> [WRITTEN EXERCISE]: Starting with the line that has "Give me a plain-text" in it, repeat every line through the last one, word for word, and give nothing more.

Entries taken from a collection
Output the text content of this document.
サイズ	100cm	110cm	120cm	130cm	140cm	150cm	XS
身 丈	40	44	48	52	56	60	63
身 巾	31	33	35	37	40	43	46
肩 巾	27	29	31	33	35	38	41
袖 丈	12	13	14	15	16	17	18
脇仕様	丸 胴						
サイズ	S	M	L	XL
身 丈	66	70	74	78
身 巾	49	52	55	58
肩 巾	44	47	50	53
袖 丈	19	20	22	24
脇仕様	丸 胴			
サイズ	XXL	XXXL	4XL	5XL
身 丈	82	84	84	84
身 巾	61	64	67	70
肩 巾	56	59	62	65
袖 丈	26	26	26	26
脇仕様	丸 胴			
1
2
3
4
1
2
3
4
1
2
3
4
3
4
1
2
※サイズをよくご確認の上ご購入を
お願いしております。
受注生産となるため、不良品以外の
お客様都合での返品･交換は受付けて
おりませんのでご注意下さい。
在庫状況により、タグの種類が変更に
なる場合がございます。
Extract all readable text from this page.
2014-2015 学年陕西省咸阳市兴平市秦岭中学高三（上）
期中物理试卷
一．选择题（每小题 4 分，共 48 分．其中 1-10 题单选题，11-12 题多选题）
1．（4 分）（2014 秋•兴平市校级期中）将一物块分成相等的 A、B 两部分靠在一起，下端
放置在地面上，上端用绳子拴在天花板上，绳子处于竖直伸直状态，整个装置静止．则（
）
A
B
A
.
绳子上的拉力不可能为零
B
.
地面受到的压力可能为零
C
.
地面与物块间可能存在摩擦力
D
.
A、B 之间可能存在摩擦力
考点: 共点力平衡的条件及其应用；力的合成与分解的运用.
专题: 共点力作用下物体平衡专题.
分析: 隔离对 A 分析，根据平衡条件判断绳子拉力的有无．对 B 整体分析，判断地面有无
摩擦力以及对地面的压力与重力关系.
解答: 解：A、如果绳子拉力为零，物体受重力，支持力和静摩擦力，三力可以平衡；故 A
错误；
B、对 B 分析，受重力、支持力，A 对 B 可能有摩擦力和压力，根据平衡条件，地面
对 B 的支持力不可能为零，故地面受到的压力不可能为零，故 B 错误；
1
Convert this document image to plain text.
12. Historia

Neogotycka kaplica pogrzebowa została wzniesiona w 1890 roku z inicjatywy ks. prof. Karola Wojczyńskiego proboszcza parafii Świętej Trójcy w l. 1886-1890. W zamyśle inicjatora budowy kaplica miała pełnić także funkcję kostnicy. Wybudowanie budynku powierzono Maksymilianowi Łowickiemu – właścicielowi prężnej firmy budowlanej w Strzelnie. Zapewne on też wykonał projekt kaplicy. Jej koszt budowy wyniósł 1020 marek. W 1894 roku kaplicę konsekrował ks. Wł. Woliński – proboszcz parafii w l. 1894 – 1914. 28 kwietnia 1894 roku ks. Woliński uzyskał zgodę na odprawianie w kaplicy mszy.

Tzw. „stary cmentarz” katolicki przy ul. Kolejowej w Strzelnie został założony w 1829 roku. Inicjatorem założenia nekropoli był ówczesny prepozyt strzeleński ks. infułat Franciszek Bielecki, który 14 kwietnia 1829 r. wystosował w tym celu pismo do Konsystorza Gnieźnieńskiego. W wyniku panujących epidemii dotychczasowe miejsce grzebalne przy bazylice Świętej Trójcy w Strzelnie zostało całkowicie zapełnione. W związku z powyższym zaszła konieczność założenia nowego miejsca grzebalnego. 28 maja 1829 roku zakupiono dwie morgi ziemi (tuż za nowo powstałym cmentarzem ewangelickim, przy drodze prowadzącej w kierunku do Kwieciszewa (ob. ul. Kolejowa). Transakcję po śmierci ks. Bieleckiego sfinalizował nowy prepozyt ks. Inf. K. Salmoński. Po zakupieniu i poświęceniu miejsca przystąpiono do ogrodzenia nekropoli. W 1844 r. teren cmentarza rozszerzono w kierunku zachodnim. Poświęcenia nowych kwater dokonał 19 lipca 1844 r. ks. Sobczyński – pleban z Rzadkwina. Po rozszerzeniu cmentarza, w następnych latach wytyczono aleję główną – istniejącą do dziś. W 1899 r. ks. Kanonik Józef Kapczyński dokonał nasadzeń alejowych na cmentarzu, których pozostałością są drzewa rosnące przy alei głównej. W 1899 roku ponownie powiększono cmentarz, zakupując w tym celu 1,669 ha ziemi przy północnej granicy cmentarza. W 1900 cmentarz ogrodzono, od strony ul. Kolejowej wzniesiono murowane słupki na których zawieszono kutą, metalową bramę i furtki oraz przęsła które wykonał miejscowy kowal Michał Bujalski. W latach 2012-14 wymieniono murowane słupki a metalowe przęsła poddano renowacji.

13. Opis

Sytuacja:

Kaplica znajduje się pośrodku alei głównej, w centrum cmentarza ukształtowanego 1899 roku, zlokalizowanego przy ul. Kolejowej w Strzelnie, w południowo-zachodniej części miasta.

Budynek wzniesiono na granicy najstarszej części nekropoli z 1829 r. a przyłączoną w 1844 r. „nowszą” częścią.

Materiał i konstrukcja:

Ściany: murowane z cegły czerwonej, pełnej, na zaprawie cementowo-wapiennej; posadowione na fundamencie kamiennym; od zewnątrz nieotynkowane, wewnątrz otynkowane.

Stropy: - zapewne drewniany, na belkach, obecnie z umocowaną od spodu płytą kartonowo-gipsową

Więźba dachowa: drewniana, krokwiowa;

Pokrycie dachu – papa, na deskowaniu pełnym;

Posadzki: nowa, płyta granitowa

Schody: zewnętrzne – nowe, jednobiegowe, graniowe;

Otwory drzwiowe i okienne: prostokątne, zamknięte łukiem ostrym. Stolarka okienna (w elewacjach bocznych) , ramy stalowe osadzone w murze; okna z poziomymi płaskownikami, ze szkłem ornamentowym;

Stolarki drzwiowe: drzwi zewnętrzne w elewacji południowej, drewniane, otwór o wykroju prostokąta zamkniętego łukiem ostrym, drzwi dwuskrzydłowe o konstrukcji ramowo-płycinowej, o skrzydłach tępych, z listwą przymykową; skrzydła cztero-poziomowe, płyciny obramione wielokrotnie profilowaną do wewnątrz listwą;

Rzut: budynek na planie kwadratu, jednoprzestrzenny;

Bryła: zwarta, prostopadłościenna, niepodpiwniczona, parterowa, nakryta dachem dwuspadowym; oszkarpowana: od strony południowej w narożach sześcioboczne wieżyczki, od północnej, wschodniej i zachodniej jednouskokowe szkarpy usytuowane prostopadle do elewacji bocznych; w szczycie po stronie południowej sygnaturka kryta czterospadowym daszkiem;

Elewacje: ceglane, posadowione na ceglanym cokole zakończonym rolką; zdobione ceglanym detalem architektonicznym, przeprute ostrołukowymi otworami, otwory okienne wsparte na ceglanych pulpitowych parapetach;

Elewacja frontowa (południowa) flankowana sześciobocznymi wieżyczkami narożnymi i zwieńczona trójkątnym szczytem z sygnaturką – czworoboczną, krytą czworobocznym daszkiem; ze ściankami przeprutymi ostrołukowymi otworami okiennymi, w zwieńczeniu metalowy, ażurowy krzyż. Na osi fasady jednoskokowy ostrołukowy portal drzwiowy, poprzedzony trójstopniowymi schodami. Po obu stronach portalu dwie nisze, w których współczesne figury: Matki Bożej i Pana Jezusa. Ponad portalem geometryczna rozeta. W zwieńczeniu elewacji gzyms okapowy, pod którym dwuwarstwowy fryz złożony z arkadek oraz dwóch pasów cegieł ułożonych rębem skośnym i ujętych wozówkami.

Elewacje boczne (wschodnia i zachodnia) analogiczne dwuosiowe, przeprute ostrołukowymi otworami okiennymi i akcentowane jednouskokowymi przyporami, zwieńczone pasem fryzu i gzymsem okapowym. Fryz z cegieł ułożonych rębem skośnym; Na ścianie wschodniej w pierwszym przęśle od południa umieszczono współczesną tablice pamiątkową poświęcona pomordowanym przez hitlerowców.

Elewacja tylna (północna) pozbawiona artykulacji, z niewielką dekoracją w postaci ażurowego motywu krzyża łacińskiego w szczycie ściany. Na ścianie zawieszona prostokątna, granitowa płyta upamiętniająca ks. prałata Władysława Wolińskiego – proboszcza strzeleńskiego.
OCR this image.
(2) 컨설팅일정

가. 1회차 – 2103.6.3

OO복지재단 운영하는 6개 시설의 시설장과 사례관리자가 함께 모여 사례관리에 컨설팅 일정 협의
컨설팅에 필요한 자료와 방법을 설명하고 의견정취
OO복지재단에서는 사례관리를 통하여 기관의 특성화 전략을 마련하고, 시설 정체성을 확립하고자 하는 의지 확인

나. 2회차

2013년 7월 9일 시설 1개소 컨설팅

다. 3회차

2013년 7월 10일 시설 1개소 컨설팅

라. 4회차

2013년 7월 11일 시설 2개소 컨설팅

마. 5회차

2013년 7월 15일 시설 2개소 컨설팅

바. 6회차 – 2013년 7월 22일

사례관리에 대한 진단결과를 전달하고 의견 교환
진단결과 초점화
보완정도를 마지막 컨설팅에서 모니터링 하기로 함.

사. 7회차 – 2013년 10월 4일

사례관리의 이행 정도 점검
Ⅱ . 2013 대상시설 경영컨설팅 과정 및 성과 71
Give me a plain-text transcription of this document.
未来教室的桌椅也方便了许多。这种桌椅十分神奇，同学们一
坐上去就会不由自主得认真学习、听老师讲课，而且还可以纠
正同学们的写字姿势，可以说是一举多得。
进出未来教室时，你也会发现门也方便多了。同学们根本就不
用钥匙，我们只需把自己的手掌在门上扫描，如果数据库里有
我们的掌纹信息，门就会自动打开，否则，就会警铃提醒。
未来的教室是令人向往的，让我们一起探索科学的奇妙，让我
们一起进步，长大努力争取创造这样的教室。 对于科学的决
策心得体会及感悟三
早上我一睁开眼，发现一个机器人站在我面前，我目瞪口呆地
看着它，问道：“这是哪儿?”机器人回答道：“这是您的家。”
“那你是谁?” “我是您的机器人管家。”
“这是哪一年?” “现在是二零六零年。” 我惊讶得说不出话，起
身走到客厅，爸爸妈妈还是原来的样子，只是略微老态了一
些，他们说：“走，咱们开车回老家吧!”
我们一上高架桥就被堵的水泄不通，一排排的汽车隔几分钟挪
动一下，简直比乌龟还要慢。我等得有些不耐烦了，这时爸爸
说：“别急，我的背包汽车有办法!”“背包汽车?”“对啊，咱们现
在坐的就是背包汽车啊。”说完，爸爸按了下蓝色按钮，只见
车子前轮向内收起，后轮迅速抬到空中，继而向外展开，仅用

> [SOLUTION TO THE EXERCISE]:
Give me a plain-text transcription of this document.
未来教室的桌椅也方便了许多。这种桌椅十分神奇，同学们一
坐上去就会不由自主得认真学习、听老师讲课，而且还可以纠
正同学们的写字姿势，可以说是一举多得。
进出未来教室时，你也会发现门也方便多了。同学们根本就不
用钥匙，我们只需把自己的手掌在门上扫描，如果数据库里有
我们的掌纹信息，门就会自动打开，否则，就会警铃提醒。
未来的教室是令人向往的，让我们一起探索科学的奇妙，让我
们一起进步，长大努力争取创造这样的教室。 对于科学的决
策心得体会及感悟三
早上我一睁开眼，发现一个机器人站在我面前，我目瞪口呆地
看着它，问道：“这是哪儿?”机器人回答道：“这是您的家。”
“那你是谁?” “我是您的机器人管家。”
“这是哪一年?” “现在是二零六零年。” 我惊讶得说不出话，起
身走到客厅，爸爸妈妈还是原来的样子，只是略微老态了一
些，他们说：“走，咱们开车回老家吧!”
我们一上高架桥就被堵的水泄不通，一排排的汽车隔几分钟挪
动一下，简直比乌龟还要慢。我等得有些不耐烦了，这时爸爸
说：“别急，我的背包汽车有办法!”“背包汽车?”“对啊，咱们现
在坐的就是背包汽车啊。”说完，爸爸按了下蓝色按钮，只见
车子前轮向内收起，后轮迅速抬到空中，继而向外展开，仅用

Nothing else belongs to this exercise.